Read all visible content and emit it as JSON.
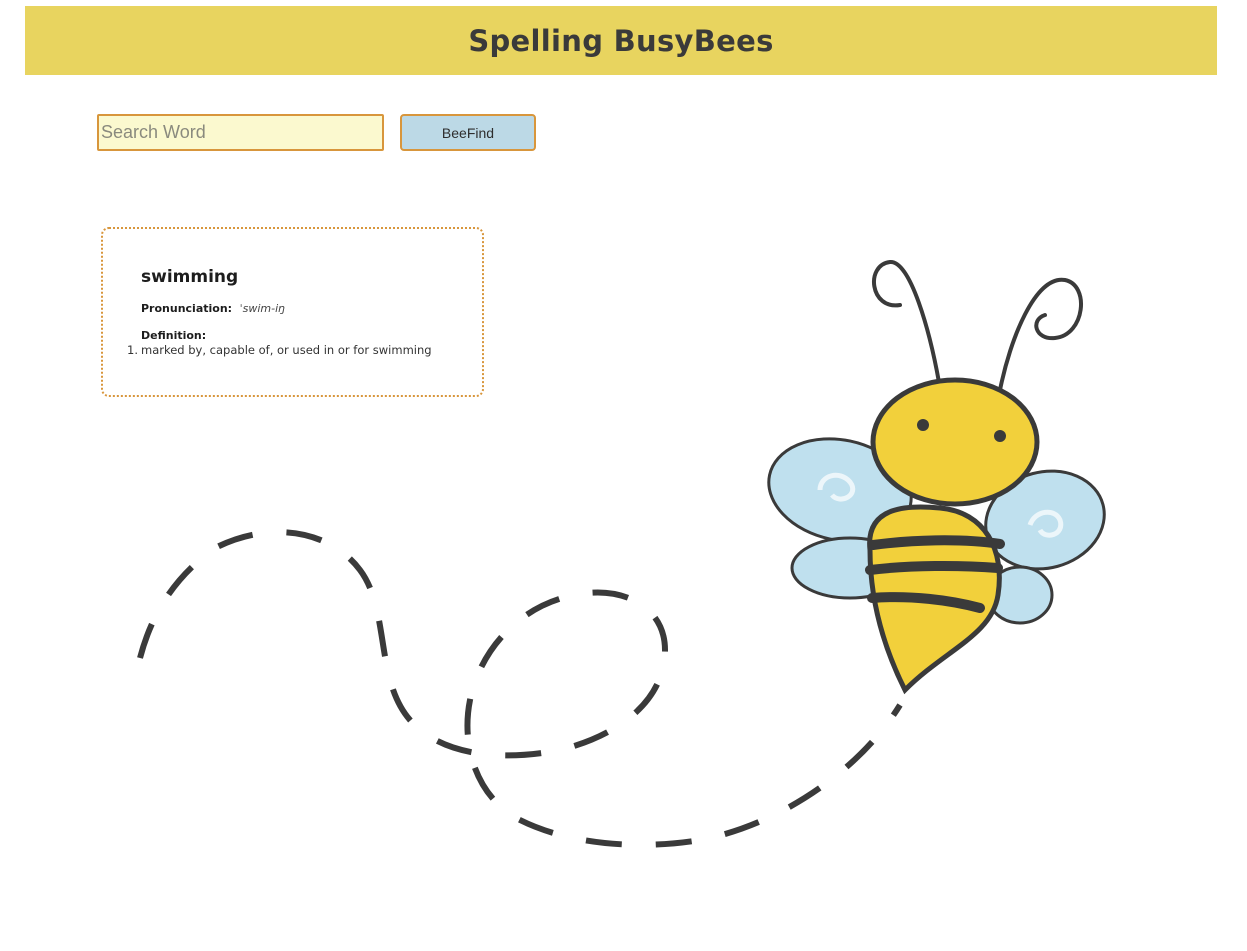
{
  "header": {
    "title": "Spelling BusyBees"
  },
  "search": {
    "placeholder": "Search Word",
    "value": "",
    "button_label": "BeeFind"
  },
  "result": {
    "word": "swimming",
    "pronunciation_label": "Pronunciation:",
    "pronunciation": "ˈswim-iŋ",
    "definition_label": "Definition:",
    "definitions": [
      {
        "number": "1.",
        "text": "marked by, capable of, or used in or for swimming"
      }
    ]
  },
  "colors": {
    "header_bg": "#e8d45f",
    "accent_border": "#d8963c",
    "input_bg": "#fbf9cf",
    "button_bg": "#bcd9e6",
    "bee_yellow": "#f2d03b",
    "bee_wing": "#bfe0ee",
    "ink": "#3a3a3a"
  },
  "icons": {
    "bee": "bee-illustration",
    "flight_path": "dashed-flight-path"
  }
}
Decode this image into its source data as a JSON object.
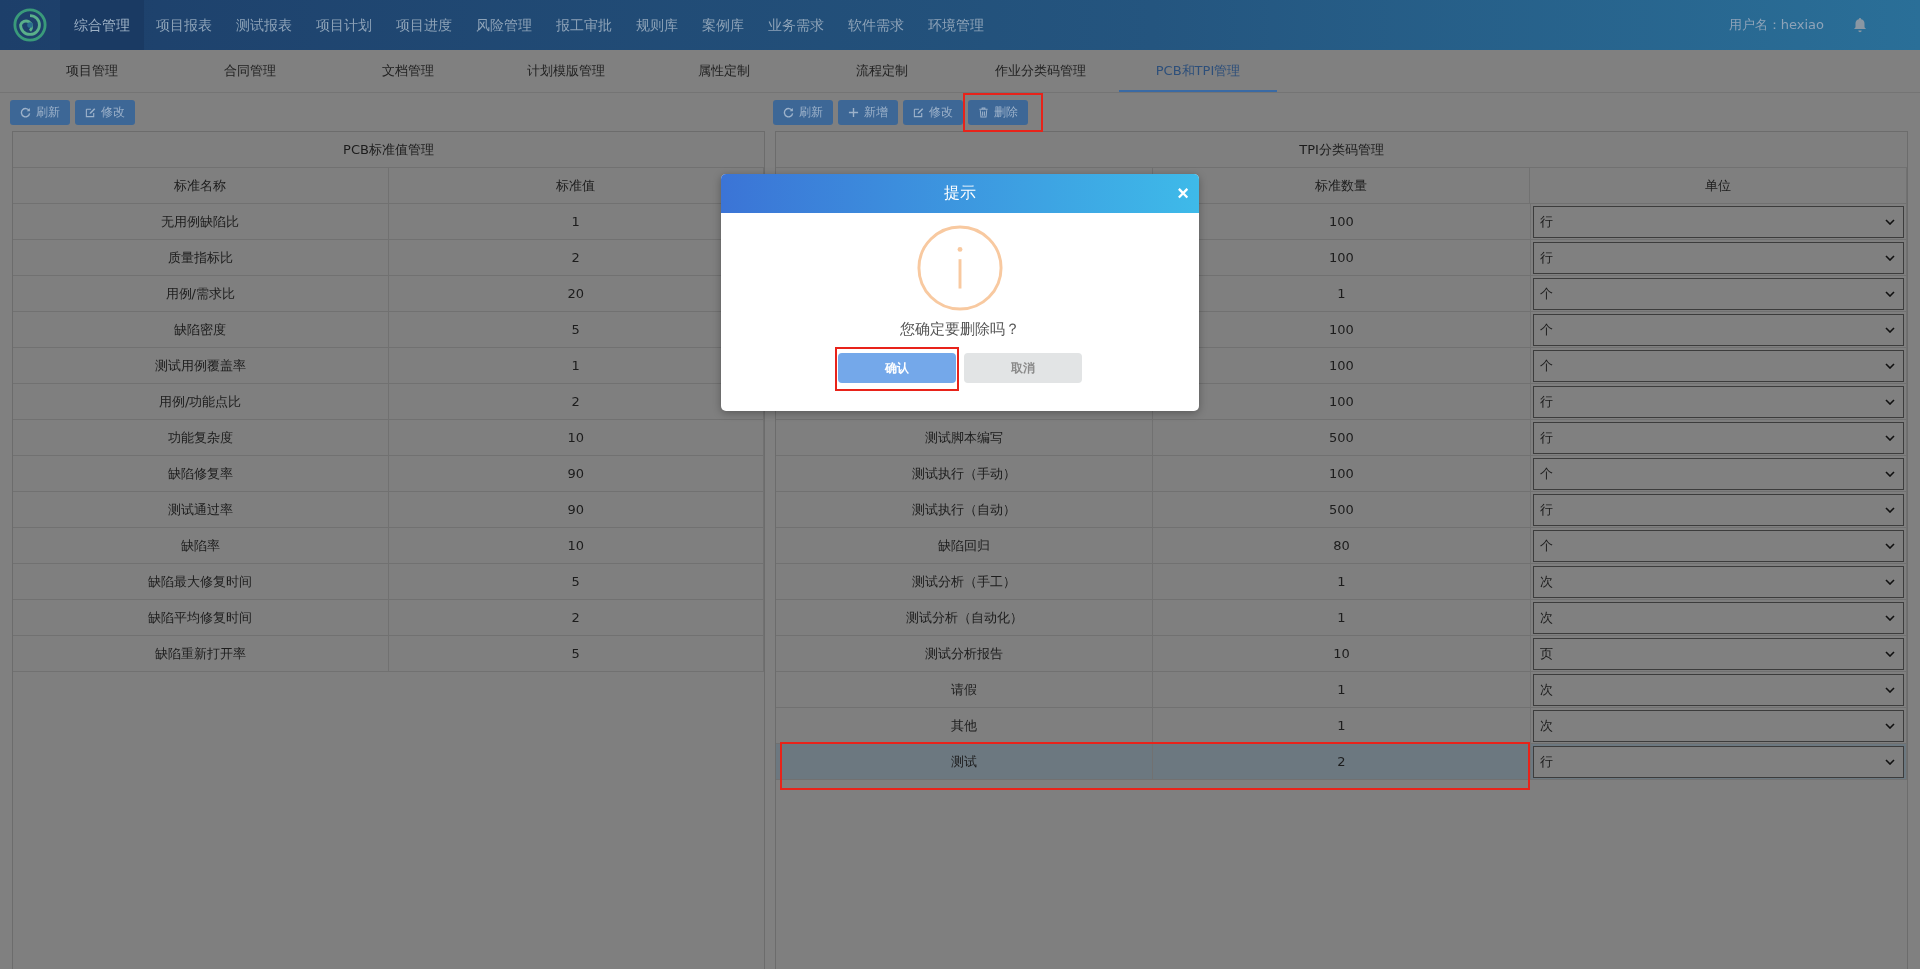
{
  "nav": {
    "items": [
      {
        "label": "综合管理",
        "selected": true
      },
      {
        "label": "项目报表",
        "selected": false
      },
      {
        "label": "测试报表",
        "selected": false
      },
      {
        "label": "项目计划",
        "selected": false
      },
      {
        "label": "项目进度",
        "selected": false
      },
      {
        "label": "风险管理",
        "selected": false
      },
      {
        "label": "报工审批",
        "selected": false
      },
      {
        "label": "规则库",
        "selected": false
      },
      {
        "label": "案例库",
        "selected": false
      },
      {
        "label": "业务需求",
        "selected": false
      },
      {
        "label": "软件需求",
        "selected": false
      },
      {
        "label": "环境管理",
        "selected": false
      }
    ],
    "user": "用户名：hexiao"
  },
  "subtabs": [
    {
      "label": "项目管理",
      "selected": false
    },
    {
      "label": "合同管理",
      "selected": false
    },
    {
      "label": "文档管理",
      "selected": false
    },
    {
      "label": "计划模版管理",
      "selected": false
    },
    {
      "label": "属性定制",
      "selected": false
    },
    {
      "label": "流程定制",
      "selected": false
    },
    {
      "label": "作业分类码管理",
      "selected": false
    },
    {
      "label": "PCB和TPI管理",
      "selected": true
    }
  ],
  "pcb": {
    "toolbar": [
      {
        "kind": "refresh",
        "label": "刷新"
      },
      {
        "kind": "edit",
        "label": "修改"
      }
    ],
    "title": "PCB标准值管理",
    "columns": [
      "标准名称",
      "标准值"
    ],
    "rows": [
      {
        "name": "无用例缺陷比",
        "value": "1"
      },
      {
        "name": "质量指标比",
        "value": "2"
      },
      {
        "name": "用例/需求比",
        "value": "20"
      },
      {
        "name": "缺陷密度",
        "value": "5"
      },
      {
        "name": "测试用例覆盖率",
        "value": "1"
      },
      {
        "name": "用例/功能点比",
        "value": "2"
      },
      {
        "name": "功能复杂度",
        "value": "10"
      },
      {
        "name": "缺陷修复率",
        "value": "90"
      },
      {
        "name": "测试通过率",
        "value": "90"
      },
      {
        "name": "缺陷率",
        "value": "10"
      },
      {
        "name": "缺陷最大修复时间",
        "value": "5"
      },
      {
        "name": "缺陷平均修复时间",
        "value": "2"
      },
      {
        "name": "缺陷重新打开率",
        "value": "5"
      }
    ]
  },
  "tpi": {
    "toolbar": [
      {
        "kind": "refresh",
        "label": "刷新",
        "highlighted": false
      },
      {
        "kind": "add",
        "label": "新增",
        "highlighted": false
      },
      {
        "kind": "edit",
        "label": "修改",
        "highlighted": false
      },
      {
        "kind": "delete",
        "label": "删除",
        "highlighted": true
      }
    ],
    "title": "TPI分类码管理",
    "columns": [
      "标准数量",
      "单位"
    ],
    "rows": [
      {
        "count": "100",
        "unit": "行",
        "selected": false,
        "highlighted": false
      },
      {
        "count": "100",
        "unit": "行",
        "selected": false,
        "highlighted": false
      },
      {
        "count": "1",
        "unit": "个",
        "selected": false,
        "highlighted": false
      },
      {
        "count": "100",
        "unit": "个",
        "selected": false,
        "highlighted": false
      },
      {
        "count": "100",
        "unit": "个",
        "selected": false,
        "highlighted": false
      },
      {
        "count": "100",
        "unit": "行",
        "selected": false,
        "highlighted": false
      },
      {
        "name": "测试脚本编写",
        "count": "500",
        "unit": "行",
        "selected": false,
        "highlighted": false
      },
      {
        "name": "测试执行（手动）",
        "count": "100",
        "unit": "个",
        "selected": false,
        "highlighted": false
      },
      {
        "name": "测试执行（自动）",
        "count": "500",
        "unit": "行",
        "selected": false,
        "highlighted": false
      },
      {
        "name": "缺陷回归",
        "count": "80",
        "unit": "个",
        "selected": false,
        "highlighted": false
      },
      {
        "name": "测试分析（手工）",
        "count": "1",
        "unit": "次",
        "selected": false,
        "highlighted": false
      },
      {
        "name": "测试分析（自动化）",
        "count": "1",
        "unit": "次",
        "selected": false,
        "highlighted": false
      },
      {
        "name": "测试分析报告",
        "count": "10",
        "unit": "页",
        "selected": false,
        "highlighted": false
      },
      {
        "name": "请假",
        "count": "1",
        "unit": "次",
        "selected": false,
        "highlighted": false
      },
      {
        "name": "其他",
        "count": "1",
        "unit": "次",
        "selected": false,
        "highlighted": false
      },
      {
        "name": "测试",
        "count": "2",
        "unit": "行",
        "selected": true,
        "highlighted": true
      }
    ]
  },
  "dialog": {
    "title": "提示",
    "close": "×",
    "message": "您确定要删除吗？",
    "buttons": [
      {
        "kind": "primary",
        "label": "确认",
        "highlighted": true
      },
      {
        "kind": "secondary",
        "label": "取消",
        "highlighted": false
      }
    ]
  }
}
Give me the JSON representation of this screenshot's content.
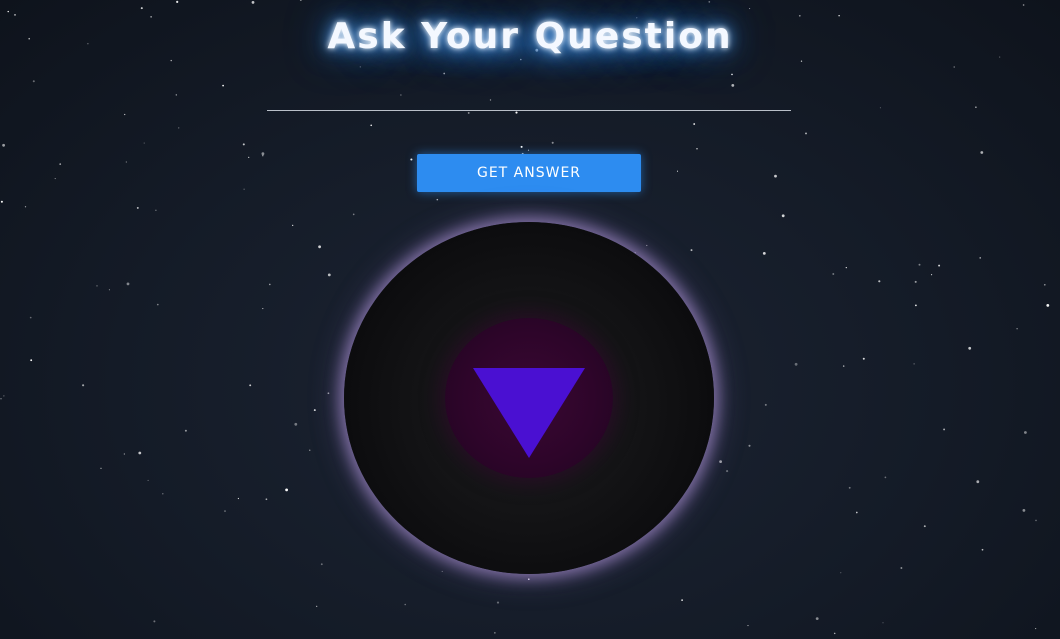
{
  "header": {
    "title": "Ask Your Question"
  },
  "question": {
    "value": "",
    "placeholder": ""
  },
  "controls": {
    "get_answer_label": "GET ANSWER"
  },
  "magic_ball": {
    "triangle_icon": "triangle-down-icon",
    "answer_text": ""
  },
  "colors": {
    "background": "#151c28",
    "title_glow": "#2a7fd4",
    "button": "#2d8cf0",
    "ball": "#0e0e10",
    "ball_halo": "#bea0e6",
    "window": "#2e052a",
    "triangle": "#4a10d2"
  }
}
_ _ _ _
:: Given request ::
Copy exactly the lines from the line containing "Give me the" through the last line of the records, both included, and omit every picture.

:: Answer to this task ::
Give me the JSON representation of this screenshot's content.
{
  "header": {
    "title": "Ask Your Question"
  },
  "question": {
    "value": "",
    "placeholder": ""
  },
  "controls": {
    "get_answer_label": "GET ANSWER"
  },
  "magic_ball": {
    "triangle_icon": "triangle-down-icon",
    "answer_text": ""
  },
  "colors": {
    "background": "#151c28",
    "title_glow": "#2a7fd4",
    "button": "#2d8cf0",
    "ball": "#0e0e10",
    "ball_halo": "#bea0e6",
    "window": "#2e052a",
    "triangle": "#4a10d2"
  }
}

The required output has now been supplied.